Objectif de l'exercice
Recopiez à l'identique le passage sur les scores z, de « 2. Le signe » à « aux autres élèves. ».

2. Le signe du score z est positif. Cela signifie que sa note est au-
dessus de la moyenne. Elle est élevée puisqu’elle se situe à + 2.4 écarts-
types au-dessus de la moyenne. Cet élève a donc obtenu une très bonne
note par rapport aux autres élèves.
3. Cet élève a obtenu exactement la moyenne à l’épreuve de
Philosophie (soit une note de 12).
4. Pour revenir à un score brut (x) à partir d’un score z, nous
appliquons : x = z × s + m
x = 2 × 2 + 12 = 16

Exercice 2.3.2
1.a) Laurent a un QI de 90, soit un z = –0.81 :

Avec une table bilatérale : nous lisons dans pour z = –0.81,


p = 0.41794, soit 41.79 % de chaque côté. Nous divisons par 2 : 20.89 %
des enfants ont un score inférieur ou égal à celui de Laurent.
Avec une table unilatérale : nous n’avons pas besoin de diviser par 2,
nous trouvons directement une proportion de 0.20897 (20.89 %) pour
z = –0.81 (nous aboutissons à la même conclusion).
Nous n’avons pas besoin de calculer la proportion complémentaire ici
car lorsque le z est négatif, le pourcentage trouvé à l’aide de la table
correspond à l’aire partant de l’extrémité gauche (négative) jusqu’au z.
Nous déterminons ainsi le pourcentage d’individus ayant des
performances inférieures à Laurent, ce qui correspond à ce que nous
cherchons dans l’énoncé.
b) Dominique a un QI de 96, soit un z = –0.37 :

Avec une table bilatérale : nous lisons pour z = –0.37, p = 0. 71138,


soit 71.14 % de chaque côté. Nous divisons par 2 : 35.57 % des enfants
ont un score inférieur ou égal à celui de Dominique.
Avec une table unilatérale : nous n’avons pas besoin de diviser par
deux, nous trouvons directement une proportion de 0.35569 (35.57 %)

Extraits des items
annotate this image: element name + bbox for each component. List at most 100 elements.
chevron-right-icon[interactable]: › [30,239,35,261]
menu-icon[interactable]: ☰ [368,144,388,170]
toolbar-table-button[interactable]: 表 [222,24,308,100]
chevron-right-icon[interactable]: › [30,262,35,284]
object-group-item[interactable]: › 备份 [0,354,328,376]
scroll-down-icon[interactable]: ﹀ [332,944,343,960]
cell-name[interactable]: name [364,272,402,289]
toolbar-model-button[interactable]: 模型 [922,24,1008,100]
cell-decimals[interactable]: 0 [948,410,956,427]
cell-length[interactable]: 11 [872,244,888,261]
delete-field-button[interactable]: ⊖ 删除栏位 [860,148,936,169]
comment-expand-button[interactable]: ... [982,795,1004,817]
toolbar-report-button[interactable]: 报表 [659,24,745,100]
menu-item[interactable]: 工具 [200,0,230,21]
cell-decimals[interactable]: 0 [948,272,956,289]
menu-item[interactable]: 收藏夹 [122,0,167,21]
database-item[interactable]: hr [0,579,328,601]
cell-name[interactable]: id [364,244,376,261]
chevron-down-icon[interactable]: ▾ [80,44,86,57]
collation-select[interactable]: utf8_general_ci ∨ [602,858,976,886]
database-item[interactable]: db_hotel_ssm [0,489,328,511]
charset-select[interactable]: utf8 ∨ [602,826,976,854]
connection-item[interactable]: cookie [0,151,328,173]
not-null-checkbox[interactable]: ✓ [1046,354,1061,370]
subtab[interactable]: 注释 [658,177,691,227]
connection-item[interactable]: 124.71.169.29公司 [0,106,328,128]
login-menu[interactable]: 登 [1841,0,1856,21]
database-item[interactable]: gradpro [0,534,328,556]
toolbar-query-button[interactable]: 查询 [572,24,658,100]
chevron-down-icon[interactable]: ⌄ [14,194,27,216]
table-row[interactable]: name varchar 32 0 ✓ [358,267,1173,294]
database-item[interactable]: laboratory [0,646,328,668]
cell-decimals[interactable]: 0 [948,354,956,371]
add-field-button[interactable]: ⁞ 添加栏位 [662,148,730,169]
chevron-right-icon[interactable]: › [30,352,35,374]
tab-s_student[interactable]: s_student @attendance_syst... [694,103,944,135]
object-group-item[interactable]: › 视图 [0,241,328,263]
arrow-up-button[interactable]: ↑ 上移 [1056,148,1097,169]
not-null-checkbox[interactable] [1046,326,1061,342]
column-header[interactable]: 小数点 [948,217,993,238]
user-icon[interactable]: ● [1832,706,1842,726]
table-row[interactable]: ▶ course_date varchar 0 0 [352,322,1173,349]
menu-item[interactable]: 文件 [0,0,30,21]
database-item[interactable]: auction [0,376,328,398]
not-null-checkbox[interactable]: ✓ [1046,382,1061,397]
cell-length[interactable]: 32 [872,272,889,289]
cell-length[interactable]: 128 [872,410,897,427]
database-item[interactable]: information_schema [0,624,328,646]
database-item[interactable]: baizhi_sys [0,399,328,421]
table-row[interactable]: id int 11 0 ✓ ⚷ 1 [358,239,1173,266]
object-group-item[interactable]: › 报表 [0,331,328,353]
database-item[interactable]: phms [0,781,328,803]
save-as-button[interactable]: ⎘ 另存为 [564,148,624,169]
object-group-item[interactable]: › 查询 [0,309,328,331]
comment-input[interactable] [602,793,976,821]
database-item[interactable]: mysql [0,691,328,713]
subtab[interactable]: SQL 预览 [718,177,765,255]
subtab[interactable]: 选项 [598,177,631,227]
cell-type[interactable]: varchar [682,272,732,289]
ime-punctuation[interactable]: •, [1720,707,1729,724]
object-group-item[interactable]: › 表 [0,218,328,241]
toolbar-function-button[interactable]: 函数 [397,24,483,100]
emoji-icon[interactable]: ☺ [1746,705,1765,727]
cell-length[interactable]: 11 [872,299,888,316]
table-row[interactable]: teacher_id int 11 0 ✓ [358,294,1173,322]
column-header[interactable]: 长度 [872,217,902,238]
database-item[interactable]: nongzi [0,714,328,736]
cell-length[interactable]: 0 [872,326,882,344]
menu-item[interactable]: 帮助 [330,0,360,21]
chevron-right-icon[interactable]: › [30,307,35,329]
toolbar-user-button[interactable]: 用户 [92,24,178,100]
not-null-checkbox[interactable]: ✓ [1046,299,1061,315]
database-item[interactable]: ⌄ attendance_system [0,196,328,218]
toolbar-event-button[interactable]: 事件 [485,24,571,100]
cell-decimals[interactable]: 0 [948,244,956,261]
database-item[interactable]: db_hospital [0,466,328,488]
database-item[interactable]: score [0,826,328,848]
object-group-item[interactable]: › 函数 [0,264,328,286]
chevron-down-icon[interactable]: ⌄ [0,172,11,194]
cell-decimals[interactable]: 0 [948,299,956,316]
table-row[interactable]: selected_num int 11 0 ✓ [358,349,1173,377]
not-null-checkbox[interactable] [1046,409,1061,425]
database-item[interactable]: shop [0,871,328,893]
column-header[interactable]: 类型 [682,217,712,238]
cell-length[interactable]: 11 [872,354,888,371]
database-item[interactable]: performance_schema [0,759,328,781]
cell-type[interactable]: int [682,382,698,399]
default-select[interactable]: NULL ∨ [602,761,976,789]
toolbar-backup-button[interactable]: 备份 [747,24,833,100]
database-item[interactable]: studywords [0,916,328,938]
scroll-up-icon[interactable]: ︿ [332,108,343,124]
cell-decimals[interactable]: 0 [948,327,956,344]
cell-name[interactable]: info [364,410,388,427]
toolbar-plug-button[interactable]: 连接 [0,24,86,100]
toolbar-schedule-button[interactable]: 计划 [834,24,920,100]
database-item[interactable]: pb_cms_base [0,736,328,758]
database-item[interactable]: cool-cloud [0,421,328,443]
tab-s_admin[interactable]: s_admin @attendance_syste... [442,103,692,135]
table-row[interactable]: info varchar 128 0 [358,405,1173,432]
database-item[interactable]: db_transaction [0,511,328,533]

Réponse attendue
2. Le signe du score z est positif. Cela signifie que sa note est au-
dessus de la moyenne. Elle est élevée puisqu’elle se situe à + 2.4 écarts-
types au-dessus de la moyenne. Cet élève a donc obtenu une très bonne
note par rapport aux autres élèves.